**Exercise description:** How many of the lines below contain "LANE"? Answer with that number alone.

**Exercise data:**
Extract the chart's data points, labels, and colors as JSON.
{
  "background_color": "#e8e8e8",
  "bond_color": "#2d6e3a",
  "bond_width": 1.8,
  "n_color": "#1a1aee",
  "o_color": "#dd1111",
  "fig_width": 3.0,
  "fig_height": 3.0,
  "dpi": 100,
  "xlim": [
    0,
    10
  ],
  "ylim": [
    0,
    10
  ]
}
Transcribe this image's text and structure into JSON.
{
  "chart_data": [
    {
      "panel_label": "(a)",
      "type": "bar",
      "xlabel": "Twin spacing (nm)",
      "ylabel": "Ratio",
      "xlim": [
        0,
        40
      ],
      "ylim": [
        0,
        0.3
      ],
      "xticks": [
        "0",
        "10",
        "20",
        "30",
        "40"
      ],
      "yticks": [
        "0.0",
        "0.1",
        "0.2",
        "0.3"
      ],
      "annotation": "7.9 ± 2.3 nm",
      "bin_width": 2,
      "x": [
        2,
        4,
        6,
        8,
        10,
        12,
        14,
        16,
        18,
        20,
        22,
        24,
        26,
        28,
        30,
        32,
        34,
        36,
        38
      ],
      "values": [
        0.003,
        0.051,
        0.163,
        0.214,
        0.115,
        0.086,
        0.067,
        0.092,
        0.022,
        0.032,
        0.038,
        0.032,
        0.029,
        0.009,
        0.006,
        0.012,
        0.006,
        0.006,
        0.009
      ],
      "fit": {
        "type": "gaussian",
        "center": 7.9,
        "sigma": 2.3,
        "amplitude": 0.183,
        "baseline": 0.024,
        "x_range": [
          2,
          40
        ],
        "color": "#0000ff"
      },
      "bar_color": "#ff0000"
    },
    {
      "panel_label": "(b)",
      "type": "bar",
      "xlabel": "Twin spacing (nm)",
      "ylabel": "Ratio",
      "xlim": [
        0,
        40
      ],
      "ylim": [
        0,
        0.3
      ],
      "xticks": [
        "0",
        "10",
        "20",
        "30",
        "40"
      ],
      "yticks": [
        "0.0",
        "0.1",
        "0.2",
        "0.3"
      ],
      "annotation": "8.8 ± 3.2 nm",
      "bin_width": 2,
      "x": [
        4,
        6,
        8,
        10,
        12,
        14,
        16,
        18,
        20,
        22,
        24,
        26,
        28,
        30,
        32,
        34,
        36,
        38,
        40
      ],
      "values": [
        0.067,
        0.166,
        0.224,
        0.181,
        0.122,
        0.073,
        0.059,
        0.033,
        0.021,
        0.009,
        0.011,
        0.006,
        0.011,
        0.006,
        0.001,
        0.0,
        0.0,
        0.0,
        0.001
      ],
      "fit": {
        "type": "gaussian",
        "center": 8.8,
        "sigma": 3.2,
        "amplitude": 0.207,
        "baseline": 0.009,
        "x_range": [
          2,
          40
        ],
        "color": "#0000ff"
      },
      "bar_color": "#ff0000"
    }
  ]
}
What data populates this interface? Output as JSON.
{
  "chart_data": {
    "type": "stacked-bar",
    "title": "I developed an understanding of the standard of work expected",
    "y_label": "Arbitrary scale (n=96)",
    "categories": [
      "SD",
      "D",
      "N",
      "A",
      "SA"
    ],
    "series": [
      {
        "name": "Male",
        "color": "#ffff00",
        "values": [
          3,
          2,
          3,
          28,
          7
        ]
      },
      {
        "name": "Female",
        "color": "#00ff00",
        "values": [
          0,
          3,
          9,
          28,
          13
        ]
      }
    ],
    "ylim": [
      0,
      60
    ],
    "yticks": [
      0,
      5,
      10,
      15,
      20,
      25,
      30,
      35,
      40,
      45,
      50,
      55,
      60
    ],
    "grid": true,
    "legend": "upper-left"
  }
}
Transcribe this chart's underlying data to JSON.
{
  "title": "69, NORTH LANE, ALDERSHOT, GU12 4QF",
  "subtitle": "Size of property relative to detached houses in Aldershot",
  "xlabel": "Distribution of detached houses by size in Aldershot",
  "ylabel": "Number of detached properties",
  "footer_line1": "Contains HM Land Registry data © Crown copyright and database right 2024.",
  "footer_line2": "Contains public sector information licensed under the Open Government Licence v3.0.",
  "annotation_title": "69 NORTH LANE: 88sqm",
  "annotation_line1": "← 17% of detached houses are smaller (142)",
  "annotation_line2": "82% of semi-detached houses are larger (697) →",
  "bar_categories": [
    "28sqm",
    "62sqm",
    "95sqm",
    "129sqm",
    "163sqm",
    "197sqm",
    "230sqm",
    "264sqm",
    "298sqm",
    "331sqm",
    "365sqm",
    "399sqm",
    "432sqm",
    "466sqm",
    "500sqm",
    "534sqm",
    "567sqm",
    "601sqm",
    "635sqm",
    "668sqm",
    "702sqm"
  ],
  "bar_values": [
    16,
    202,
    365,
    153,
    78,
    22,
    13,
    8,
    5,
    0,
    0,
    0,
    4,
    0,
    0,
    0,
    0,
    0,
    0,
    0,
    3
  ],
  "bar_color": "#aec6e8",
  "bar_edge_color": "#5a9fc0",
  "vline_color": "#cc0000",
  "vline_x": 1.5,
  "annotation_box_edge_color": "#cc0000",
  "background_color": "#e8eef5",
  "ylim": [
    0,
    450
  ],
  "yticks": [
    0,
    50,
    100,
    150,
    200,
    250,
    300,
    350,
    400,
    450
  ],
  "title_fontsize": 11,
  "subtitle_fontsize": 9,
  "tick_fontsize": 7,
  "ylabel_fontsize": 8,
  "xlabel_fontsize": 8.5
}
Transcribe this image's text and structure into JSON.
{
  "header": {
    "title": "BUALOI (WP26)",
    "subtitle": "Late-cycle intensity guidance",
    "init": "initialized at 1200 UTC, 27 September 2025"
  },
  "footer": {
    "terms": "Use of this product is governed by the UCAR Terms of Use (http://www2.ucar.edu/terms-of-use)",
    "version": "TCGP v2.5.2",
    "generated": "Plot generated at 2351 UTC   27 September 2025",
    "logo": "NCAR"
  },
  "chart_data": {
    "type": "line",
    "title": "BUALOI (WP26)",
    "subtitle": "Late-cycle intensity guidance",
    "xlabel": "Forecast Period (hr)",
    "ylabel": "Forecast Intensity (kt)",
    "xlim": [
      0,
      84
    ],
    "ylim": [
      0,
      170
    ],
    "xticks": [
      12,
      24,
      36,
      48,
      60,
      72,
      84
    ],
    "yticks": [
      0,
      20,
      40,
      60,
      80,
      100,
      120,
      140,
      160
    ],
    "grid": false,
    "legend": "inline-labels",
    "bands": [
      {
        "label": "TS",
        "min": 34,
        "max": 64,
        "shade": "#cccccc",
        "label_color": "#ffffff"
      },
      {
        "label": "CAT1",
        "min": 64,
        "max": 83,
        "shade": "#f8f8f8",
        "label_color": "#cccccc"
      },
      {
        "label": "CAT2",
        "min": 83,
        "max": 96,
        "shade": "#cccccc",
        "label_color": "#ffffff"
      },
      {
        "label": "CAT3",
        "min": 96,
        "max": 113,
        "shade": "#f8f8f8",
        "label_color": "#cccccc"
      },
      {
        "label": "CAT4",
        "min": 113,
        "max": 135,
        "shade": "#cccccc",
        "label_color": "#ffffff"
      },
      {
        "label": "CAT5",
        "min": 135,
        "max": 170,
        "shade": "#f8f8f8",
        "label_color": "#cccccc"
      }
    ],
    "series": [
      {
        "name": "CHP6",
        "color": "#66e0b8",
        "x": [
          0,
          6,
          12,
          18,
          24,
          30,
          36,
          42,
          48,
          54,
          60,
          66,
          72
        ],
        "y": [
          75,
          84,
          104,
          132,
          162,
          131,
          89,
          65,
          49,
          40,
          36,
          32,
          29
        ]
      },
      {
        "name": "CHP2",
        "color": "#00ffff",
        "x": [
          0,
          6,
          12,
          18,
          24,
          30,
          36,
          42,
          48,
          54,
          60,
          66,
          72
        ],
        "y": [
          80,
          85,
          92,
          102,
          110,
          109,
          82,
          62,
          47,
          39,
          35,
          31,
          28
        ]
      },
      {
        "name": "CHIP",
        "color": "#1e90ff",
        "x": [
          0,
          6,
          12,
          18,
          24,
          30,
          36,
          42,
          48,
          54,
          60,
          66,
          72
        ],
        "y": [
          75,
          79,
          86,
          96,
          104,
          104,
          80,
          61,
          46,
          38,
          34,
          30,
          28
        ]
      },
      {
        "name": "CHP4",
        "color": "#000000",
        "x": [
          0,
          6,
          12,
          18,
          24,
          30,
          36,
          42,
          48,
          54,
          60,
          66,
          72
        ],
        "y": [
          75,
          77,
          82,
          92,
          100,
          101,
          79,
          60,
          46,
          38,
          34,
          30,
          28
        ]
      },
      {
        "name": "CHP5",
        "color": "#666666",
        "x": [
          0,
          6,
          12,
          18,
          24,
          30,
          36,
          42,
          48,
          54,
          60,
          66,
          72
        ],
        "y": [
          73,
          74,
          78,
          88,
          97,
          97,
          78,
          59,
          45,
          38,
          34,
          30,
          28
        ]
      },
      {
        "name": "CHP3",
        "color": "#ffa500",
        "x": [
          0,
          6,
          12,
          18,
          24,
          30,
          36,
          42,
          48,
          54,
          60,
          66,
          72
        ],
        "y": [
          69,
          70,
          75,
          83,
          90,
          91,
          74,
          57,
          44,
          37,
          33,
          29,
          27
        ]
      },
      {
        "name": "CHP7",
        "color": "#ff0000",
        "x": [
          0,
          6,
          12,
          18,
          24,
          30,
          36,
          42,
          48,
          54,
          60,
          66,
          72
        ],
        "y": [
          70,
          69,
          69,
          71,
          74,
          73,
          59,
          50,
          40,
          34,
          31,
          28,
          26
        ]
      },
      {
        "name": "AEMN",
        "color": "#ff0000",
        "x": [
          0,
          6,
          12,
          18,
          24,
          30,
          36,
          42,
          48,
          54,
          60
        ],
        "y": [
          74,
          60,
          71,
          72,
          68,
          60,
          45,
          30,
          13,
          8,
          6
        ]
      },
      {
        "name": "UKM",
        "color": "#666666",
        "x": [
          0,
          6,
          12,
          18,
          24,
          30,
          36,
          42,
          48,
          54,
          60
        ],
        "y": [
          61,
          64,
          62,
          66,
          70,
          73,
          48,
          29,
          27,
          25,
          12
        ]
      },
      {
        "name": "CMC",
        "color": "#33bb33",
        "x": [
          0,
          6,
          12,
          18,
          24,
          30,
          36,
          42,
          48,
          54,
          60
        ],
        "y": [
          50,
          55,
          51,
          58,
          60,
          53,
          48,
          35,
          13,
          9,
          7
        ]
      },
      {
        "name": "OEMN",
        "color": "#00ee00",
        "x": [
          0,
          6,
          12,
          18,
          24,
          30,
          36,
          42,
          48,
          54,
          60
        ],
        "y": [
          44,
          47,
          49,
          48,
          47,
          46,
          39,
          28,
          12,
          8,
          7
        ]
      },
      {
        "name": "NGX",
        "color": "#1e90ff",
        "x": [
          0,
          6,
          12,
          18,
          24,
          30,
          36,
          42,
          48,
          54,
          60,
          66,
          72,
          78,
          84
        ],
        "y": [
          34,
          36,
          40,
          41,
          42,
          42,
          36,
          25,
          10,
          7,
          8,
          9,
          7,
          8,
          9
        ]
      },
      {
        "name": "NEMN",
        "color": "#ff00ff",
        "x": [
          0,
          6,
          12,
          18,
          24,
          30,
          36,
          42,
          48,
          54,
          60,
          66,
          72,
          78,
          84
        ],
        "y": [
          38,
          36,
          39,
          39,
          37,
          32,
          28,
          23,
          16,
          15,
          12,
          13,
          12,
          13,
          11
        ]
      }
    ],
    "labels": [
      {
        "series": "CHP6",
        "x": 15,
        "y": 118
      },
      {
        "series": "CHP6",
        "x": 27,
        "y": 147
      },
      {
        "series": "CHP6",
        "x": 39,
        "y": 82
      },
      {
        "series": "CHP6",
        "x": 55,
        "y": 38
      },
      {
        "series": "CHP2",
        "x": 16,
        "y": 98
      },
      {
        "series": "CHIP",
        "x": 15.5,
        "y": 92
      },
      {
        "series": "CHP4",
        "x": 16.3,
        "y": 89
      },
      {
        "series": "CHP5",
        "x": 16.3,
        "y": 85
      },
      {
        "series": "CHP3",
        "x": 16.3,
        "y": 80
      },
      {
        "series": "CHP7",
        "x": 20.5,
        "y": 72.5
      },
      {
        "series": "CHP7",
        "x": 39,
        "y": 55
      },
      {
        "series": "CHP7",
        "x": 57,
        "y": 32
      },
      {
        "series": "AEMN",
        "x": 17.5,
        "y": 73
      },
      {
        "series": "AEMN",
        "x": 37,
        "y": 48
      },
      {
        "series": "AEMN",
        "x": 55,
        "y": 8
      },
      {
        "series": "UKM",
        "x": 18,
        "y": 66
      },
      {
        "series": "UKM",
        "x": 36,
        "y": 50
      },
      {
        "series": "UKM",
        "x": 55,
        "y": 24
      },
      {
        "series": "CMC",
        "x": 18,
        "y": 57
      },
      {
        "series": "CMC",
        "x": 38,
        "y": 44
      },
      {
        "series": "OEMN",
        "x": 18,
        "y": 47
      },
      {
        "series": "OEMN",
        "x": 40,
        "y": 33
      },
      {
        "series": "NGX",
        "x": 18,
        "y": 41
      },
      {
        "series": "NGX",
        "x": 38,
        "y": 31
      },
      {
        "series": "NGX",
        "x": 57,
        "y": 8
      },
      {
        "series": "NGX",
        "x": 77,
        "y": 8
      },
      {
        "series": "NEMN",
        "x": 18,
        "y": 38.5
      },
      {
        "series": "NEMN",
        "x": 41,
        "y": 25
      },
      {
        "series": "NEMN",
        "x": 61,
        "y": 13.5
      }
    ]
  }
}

**Reply:** 2